* Testo scelto
Ha raggiunto il suo scopo, ottenendo l’eutanasia, Amelie, la donna belga di 93 anni che nei giorni scorsi pur di ottenere la ‘dolce morte’ aveva cominciato uno sciopero della fame.
L’eutanasia, riferisce oggi l’agenzia di stampa Belga, le e’ stata praticata, nella casa di cura dove risiedeva poco lontano da Anversa, da un medico diverso da quello che l’aveva seguita finora.
Nei giorni scorsi il caso di Amelie Van Elsbeen era stato raccontato da giornali e televisioni perche’ l’anziana signora, sebbene sana nel complesso, aveva chiesto di poter ricorrere all’eutanasia che in Belgio e’ consentita per legge dal 2002, ma secondo regole molto stringenti. E’ necessario che chi ne fa richiesta sia affetto da un male incurabile e abbia dolori insopportabili. Per questo il medico di Amelie aveva rifiutato di assecondare la richiesta dell’anziana donne che, per protesta, aveva cominciato uno sciopero della fame, dando interviste alle televisioni e ai giornali per richiamare l’attenzione sul suo caso.

* Dati forniti
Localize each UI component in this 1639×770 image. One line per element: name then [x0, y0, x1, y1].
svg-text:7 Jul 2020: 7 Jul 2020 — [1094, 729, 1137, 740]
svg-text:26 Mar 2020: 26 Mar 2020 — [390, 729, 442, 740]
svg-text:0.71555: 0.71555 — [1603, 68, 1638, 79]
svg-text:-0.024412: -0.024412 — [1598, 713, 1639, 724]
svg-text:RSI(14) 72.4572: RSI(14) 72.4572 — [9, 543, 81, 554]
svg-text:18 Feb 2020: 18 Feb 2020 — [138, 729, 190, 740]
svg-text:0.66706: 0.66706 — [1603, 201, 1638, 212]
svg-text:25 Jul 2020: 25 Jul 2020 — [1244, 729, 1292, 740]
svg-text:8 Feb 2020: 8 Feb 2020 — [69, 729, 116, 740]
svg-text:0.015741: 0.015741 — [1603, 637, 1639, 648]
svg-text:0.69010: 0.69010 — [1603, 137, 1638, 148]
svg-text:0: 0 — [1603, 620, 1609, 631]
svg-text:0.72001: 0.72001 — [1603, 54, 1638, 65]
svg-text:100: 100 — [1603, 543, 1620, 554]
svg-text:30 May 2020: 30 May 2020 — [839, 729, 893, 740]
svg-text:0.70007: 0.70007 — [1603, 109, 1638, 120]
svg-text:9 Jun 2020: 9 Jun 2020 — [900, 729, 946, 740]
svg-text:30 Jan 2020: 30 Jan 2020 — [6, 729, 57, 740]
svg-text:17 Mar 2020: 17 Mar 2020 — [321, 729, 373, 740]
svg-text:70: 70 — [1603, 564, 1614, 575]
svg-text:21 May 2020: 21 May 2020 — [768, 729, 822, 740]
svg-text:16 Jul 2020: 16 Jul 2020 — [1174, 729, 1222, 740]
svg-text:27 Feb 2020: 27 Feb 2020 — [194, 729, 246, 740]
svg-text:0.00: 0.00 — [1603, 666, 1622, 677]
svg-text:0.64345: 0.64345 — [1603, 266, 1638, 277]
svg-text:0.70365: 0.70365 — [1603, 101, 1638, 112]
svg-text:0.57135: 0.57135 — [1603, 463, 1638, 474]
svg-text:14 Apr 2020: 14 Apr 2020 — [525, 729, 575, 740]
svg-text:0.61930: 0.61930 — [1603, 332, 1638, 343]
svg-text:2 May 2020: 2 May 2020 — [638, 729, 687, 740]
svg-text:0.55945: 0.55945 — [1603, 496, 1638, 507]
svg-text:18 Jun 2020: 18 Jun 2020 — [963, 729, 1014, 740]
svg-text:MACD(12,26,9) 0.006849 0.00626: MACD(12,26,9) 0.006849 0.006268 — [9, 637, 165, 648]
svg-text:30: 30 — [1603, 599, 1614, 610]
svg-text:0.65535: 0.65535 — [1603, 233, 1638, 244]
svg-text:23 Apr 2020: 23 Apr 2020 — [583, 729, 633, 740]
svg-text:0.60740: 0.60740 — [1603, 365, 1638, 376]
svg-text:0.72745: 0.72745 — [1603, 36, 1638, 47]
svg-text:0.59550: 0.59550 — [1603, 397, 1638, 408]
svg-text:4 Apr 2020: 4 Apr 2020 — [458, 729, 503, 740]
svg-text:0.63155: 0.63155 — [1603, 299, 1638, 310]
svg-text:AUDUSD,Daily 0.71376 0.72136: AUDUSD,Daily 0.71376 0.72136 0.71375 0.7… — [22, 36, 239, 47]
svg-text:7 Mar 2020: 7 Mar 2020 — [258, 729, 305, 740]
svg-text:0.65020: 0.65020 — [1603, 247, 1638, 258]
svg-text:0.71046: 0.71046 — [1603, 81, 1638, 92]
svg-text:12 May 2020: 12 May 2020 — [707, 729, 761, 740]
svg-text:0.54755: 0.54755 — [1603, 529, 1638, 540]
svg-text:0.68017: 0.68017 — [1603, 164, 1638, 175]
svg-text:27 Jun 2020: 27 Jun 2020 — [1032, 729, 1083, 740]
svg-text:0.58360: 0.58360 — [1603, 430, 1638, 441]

* Domande di studio
A) Elenca i mezzi di informazione nominati nel testo scelto, ciascuno una sola volta.
B) Stampa il tratto del testo scelto che va dalle parole "Ha raggiunto il" fino alle parole "l’aveva seguita finora.".

* Risultati degli esercizi
A) l'agenzia di stampa Belga; i giornali; le televisioni

B)
Ha raggiunto il suo scopo, ottenendo l’eutanasia, Amelie, la donna belga di 93 anni che nei giorni scorsi pur di ottenere la ‘dolce morte’ aveva cominciato uno sciopero della fame.
L’eutanasia, riferisce oggi l’agenzia di stampa Belga, le e’ stata praticata, nella casa di cura dove risiedeva poco lontano da Anversa, da un medico diverso da quello che l’aveva seguita finora.